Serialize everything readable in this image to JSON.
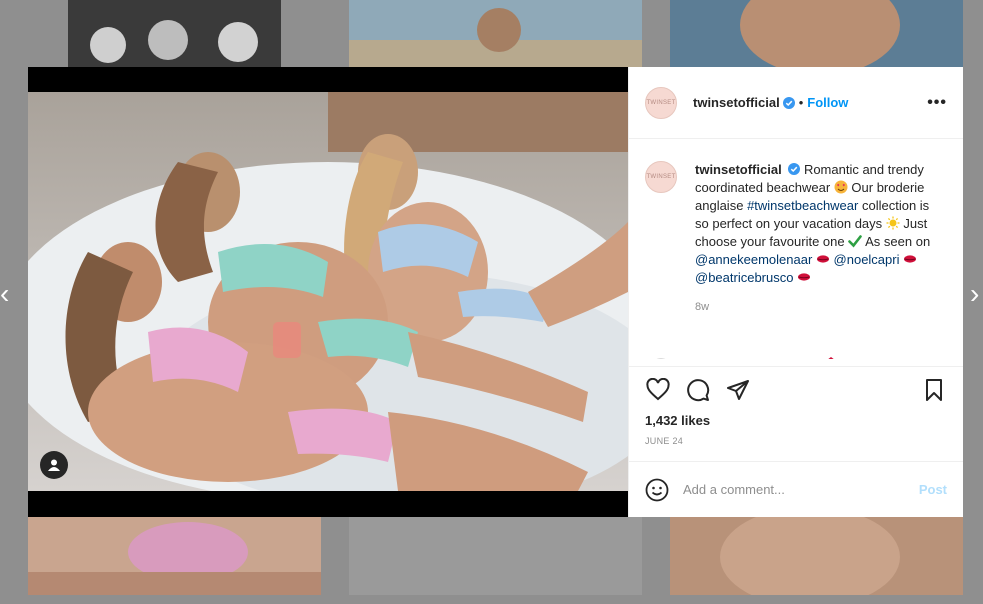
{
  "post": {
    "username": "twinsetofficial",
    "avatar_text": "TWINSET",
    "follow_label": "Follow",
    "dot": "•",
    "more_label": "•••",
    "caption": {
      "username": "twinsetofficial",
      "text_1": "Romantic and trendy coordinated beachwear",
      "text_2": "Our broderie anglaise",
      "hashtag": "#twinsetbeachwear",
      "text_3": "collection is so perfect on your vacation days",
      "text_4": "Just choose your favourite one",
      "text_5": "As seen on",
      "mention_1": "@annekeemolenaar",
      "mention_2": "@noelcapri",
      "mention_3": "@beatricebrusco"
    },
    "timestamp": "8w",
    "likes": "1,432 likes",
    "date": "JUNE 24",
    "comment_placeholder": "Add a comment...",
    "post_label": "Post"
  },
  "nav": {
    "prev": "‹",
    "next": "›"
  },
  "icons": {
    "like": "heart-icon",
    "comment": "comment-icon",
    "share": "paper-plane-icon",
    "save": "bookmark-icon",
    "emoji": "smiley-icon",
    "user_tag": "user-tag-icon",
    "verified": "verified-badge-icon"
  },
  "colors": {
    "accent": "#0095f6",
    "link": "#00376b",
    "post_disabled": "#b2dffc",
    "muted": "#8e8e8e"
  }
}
--
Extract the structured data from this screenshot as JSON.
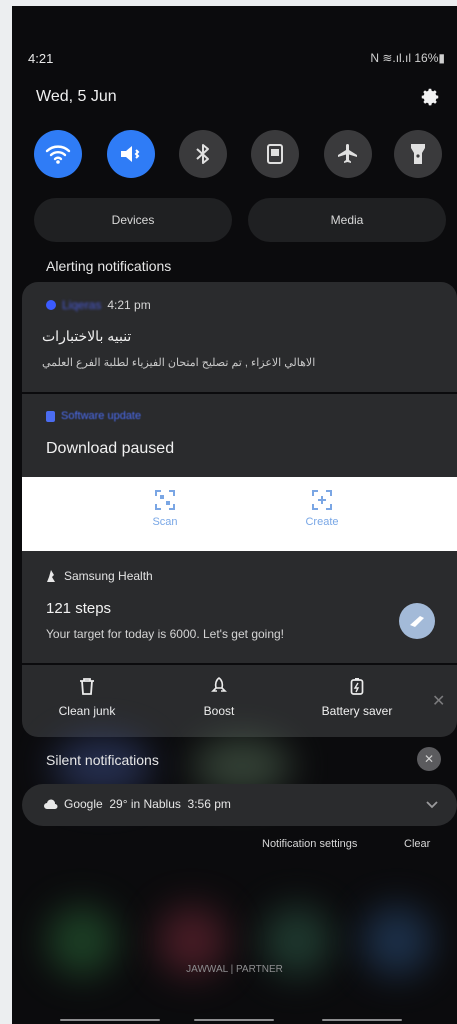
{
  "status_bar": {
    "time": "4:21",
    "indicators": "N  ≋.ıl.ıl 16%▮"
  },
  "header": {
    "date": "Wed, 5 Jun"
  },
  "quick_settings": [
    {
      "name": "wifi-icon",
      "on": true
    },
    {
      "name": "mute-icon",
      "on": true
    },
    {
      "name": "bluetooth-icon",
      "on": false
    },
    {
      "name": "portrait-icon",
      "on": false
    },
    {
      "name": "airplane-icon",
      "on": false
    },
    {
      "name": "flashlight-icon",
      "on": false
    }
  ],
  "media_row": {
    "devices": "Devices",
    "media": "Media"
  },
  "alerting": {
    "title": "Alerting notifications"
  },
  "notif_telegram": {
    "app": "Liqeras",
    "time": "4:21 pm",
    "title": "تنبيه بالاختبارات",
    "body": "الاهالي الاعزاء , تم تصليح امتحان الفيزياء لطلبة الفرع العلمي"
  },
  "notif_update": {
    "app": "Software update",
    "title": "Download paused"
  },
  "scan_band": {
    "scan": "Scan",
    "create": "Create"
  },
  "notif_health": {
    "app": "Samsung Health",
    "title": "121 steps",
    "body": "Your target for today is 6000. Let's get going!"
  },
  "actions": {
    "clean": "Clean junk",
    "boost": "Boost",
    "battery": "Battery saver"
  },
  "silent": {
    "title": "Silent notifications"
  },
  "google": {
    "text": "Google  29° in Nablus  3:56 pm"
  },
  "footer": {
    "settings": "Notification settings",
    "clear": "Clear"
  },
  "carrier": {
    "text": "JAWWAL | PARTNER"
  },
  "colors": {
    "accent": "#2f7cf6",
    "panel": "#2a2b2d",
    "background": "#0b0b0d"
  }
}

*Aim*
Find the lines with the string "body" and reproduce them.

*Solution to the problem*
    "body": "الاهالي الاعزاء , تم تصليح امتحان الفيزياء لطلبة الفرع العلمي"
    "body": "Your target for today is 6000. Let's get going!"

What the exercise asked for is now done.